**STATED EXERCISE**. Copy every record word for word.

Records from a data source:
* start *

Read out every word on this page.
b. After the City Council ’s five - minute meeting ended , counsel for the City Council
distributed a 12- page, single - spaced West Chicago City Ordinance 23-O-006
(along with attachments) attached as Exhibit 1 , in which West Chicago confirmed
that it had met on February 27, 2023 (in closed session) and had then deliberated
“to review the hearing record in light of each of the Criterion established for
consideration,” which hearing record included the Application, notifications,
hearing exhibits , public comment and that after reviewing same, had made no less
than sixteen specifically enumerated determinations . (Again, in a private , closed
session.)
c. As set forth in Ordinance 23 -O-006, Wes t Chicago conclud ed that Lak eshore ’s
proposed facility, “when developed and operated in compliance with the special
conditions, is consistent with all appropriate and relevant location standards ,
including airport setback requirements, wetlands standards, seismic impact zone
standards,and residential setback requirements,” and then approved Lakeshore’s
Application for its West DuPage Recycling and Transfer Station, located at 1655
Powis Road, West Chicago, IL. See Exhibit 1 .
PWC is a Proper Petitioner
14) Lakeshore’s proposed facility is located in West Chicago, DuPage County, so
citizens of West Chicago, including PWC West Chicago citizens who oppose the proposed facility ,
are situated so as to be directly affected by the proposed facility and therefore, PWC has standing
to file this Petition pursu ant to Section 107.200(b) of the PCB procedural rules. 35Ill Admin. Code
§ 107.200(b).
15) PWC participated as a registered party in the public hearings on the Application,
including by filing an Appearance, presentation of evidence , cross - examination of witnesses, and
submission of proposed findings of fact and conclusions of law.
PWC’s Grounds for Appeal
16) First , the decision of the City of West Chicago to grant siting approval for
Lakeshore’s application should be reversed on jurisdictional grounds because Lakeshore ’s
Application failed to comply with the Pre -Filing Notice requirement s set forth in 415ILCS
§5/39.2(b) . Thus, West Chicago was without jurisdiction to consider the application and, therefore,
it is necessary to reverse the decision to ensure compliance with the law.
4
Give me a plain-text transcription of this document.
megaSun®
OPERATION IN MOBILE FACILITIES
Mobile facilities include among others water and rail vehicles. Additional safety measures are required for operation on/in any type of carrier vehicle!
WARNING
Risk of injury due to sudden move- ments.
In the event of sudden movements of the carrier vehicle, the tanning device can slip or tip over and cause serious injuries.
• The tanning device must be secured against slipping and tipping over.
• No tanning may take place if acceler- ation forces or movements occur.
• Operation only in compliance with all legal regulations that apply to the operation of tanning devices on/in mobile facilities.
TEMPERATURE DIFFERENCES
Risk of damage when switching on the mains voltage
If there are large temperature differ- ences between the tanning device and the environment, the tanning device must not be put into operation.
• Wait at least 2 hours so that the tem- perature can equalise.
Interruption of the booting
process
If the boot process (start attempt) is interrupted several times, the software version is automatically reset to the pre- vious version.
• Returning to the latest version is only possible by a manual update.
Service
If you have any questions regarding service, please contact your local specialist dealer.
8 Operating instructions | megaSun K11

* end *

**OUTPUT BELOW**.
Read out every word on this page.
b. After the City Council ’s five - minute meeting ended , counsel for the City Council
distributed a 12- page, single - spaced West Chicago City Ordinance 23-O-006
(along with attachments) attached as Exhibit 1 , in which West Chicago confirmed
that it had met on February 27, 2023 (in closed session) and had then deliberated
“to review the hearing record in light of each of the Criterion established for
consideration,” which hearing record included the Application, notifications,
hearing exhibits , public comment and that after reviewing same, had made no less
than sixteen specifically enumerated determinations . (Again, in a private , closed
session.)
c. As set forth in Ordinance 23 -O-006, Wes t Chicago conclud ed that Lak eshore ’s
proposed facility, “when developed and operated in compliance with the special
conditions, is consistent with all appropriate and relevant location standards ,
including airport setback requirements, wetlands standards, seismic impact zone
standards,and residential setback requirements,” and then approved Lakeshore’s
Application for its West DuPage Recycling and Transfer Station, located at 1655
Powis Road, West Chicago, IL. See Exhibit 1 .
PWC is a Proper Petitioner
14) Lakeshore’s proposed facility is located in West Chicago, DuPage County, so
citizens of West Chicago, including PWC West Chicago citizens who oppose the proposed facility ,
are situated so as to be directly affected by the proposed facility and therefore, PWC has standing
to file this Petition pursu ant to Section 107.200(b) of the PCB procedural rules. 35Ill Admin. Code
§ 107.200(b).
15) PWC participated as a registered party in the public hearings on the Application,
including by filing an Appearance, presentation of evidence , cross - examination of witnesses, and
submission of proposed findings of fact and conclusions of law.
PWC’s Grounds for Appeal
16) First , the decision of the City of West Chicago to grant siting approval for
Lakeshore’s application should be reversed on jurisdictional grounds because Lakeshore ’s
Application failed to comply with the Pre -Filing Notice requirement s set forth in 415ILCS
§5/39.2(b) . Thus, West Chicago was without jurisdiction to consider the application and, therefore,
it is necessary to reverse the decision to ensure compliance with the law.
4
Give me a plain-text transcription of this document.
megaSun®
OPERATION IN MOBILE FACILITIES
Mobile facilities include among others water and rail vehicles. Additional safety measures are required for operation on/in any type of carrier vehicle!
WARNING
Risk of injury due to sudden move- ments.
In the event of sudden movements of the carrier vehicle, the tanning device can slip or tip over and cause serious injuries.
• The tanning device must be secured against slipping and tipping over.
• No tanning may take place if acceler- ation forces or movements occur.
• Operation only in compliance with all legal regulations that apply to the operation of tanning devices on/in mobile facilities.
TEMPERATURE DIFFERENCES
Risk of damage when switching on the mains voltage
If there are large temperature differ- ences between the tanning device and the environment, the tanning device must not be put into operation.
• Wait at least 2 hours so that the tem- perature can equalise.
Interruption of the booting
process
If the boot process (start attempt) is interrupted several times, the software version is automatically reset to the pre- vious version.
• Returning to the latest version is only possible by a manual update.
Service
If you have any questions regarding service, please contact your local specialist dealer.
8 Operating instructions | megaSun K11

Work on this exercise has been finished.